> **Material for this exercise**
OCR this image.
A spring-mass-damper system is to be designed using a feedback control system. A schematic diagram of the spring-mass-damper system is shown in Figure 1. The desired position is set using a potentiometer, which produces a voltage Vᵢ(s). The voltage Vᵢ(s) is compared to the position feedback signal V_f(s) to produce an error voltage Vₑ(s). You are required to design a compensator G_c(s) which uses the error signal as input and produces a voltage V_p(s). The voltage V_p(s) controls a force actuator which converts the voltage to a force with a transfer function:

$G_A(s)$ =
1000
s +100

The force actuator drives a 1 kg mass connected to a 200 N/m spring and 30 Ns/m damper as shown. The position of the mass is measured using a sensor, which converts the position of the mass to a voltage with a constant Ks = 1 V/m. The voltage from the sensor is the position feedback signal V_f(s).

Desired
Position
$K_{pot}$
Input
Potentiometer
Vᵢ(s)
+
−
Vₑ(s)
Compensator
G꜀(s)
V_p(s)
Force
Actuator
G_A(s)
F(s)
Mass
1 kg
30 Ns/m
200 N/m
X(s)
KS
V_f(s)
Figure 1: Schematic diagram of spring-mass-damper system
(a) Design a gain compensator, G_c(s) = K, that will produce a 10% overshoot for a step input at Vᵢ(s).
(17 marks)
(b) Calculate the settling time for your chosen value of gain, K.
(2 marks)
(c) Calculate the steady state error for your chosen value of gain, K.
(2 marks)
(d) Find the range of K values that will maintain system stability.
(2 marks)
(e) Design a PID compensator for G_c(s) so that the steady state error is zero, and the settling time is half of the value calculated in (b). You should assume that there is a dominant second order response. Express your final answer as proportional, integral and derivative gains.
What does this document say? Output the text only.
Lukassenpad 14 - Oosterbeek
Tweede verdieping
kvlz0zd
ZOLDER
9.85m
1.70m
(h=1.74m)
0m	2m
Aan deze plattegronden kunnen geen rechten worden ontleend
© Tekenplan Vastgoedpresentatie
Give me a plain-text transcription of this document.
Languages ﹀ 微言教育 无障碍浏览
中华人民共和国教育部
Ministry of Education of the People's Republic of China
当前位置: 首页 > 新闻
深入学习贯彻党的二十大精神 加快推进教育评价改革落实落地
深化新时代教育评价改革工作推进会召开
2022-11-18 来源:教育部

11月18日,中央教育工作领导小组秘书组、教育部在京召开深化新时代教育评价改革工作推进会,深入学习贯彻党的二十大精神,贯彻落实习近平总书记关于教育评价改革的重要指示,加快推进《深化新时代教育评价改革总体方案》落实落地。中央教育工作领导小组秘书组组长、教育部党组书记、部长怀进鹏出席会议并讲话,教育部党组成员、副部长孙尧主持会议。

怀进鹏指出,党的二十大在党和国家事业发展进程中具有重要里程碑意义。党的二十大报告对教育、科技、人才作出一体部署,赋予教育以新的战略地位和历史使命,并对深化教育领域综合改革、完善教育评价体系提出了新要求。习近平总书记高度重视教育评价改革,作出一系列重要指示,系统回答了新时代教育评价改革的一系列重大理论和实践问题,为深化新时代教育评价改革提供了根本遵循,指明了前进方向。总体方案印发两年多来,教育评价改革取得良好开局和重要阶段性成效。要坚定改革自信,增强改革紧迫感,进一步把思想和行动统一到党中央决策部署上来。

> **Task requirements**
Print the records once more, exactly as they were given.

> **Correct result**
OCR this image.
A spring-mass-damper system is to be designed using a feedback control system. A schematic diagram of the spring-mass-damper system is shown in Figure 1. The desired position is set using a potentiometer, which produces a voltage Vᵢ(s). The voltage Vᵢ(s) is compared to the position feedback signal V_f(s) to produce an error voltage Vₑ(s). You are required to design a compensator G_c(s) which uses the error signal as input and produces a voltage V_p(s). The voltage V_p(s) controls a force actuator which converts the voltage to a force with a transfer function:

$G_A(s)$ =
1000
s +100

The force actuator drives a 1 kg mass connected to a 200 N/m spring and 30 Ns/m damper as shown. The position of the mass is measured using a sensor, which converts the position of the mass to a voltage with a constant Ks = 1 V/m. The voltage from the sensor is the position feedback signal V_f(s).

Desired
Position
$K_{pot}$
Input
Potentiometer
Vᵢ(s)
+
−
Vₑ(s)
Compensator
G꜀(s)
V_p(s)
Force
Actuator
G_A(s)
F(s)
Mass
1 kg
30 Ns/m
200 N/m
X(s)
KS
V_f(s)
Figure 1: Schematic diagram of spring-mass-damper system
(a) Design a gain compensator, G_c(s) = K, that will produce a 10% overshoot for a step input at Vᵢ(s).
(17 marks)
(b) Calculate the settling time for your chosen value of gain, K.
(2 marks)
(c) Calculate the steady state error for your chosen value of gain, K.
(2 marks)
(d) Find the range of K values that will maintain system stability.
(2 marks)
(e) Design a PID compensator for G_c(s) so that the steady state error is zero, and the settling time is half of the value calculated in (b). You should assume that there is a dominant second order response. Express your final answer as proportional, integral and derivative gains.
What does this document say? Output the text only.
Lukassenpad 14 - Oosterbeek
Tweede verdieping
kvlz0zd
ZOLDER
9.85m
1.70m
(h=1.74m)
0m	2m
Aan deze plattegronden kunnen geen rechten worden ontleend
© Tekenplan Vastgoedpresentatie
Give me a plain-text transcription of this document.
Languages ﹀ 微言教育 无障碍浏览
中华人民共和国教育部
Ministry of Education of the People's Republic of China
当前位置: 首页 > 新闻
深入学习贯彻党的二十大精神 加快推进教育评价改革落实落地
深化新时代教育评价改革工作推进会召开
2022-11-18 来源:教育部

11月18日,中央教育工作领导小组秘书组、教育部在京召开深化新时代教育评价改革工作推进会,深入学习贯彻党的二十大精神,贯彻落实习近平总书记关于教育评价改革的重要指示,加快推进《深化新时代教育评价改革总体方案》落实落地。中央教育工作领导小组秘书组组长、教育部党组书记、部长怀进鹏出席会议并讲话,教育部党组成员、副部长孙尧主持会议。

怀进鹏指出,党的二十大在党和国家事业发展进程中具有重要里程碑意义。党的二十大报告对教育、科技、人才作出一体部署,赋予教育以新的战略地位和历史使命,并对深化教育领域综合改革、完善教育评价体系提出了新要求。习近平总书记高度重视教育评价改革,作出一系列重要指示,系统回答了新时代教育评价改革的一系列重大理论和实践问题,为深化新时代教育评价改革提供了根本遵循,指明了前进方向。总体方案印发两年多来,教育评价改革取得良好开局和重要阶段性成效。要坚定改革自信,增强改革紧迫感,进一步把思想和行动统一到党中央决策部署上来。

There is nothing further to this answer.